GIVEN PASSAGE:
>> Begin

In 1972, when I was applying for admission to Asbury Theological Seminary, I was required to take several psychological tests that took hours to complete. I knew I was "normal", so I willingly submitted expecting a quick nod of approval to the application process.  Imagine my surprise when I received a letter of acceptance with a contingency.  I was required to participate in an Interpersonal Relationship (IPR) group for the first semester that would be led by one of the faculty members. SHOCK!!!  FEAR!!!  SELF-DOUBT!!!!

Debbie and I were married in August and immediately moved to Wilmore, Kentucky to establish our first home.  When the semester began, I reported to the office of the designated faculty member along with about six other, equally shocked students.  None of us knew why we were there!  We had all been through the battery of tests and had been assigned to submit to this process that was apparently designed to purge us of our demons?

I resented being there.  I was a healthy young man who had grown up in a Christian home with loving parents;  what was I doing here?  I'm confident that the others felt the same.

The 90 minutes seemed to last forever!  The professor sat with his back to us while working at his desk.  We sat in a circle without speaking.  We examined one another's shoes.  We daydreamed.  We exchanged frustrated looks.  We subdued our anger.  Finally, the time expired and we got up and left.

A week later found us back in the professor's office passing another wordless 90 minutes.  Our frustration was building...

The third week brought no relief.  Another 90 minutes of awkwardness. Outside of his office we never spoke.  We didn't know one another's names. We were not friends.  We were simply co-sufferers of this obligatory process.

Week four arrived and we took our seats.  Eye contact was rare during our 90 minute wait.  Occasionally the Prof would swing around to join our waiting game.  About half-way through our time, however, the game changed.

I happened to look at the guy who was sitting across from me;  he seemed to single me out with his eyes. Suddenly, to everyone's shock, he spoke - directly to me!  He said:  "I don't like the way you look."

>> End

DATASET CONTENT:

>> Begin

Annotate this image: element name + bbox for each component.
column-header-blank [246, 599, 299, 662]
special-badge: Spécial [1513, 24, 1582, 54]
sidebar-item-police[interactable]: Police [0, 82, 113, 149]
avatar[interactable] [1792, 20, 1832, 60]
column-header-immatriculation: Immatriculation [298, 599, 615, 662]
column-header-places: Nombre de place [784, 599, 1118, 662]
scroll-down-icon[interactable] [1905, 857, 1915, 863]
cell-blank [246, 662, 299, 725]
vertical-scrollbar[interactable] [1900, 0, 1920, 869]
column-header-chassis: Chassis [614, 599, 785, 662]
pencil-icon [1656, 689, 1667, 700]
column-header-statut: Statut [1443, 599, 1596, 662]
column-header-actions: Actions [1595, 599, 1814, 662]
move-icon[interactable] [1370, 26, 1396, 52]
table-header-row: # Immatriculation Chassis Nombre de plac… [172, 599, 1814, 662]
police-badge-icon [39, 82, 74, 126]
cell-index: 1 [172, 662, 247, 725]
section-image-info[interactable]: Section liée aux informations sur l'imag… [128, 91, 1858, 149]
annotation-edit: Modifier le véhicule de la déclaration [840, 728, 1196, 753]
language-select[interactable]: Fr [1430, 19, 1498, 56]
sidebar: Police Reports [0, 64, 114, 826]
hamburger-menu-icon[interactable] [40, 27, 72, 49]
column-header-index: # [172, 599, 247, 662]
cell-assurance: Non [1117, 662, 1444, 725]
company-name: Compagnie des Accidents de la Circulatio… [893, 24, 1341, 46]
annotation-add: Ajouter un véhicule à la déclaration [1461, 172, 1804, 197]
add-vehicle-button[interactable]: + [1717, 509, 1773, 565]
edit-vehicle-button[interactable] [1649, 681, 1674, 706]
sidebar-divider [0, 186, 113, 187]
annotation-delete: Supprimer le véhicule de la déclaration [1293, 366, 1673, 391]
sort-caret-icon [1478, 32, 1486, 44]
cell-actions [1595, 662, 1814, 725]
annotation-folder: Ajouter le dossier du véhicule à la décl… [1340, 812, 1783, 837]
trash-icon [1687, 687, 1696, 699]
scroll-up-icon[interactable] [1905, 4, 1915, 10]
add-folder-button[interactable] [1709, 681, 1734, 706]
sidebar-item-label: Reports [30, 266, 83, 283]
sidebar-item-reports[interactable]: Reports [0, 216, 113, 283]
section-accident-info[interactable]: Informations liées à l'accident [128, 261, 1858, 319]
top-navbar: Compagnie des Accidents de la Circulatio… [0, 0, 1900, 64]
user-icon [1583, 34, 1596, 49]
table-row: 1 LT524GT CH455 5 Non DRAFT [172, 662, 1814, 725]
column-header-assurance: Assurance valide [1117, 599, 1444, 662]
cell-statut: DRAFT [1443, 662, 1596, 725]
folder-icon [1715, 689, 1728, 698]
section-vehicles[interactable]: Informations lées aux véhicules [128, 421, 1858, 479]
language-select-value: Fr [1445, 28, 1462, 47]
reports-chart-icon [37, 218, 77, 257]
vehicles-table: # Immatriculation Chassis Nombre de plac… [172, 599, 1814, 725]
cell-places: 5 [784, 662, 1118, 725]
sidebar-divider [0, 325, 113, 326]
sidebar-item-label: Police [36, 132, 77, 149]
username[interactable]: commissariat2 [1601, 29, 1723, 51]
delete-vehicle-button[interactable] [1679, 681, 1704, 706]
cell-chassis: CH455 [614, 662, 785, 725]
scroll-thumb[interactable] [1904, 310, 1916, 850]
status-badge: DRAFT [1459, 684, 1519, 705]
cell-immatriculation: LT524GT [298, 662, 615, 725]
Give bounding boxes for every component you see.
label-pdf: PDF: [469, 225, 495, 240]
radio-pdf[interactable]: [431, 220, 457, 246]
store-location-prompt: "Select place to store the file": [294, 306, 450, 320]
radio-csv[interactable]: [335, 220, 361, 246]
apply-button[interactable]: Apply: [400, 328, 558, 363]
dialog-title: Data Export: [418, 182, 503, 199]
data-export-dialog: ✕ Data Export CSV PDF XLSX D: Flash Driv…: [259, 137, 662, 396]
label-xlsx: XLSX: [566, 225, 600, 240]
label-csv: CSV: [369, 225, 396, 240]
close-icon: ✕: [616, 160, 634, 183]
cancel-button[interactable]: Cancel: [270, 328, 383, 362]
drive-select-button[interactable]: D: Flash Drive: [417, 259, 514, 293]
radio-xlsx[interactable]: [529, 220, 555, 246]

>> End

EXERCISE REQUIREMENTS:
1. In the passage, how long did each session in the professor's office last?
2. Set down the part of the passage that begins at the words "The 90 minutes" and stops after "up and left.".
The rows are separate material and have no connection to the passage.

PER-TASK ANSWERS:
1. 90 minutes.

2.
The 90 minutes seemed to last forever!  The professor sat with his back to us while working at his desk.  We sat in a circle without speaking.  We examined one another's shoes.  We daydreamed.  We exchanged frustrated looks.  We subdued our anger.  Finally, the time expired and we got up and left.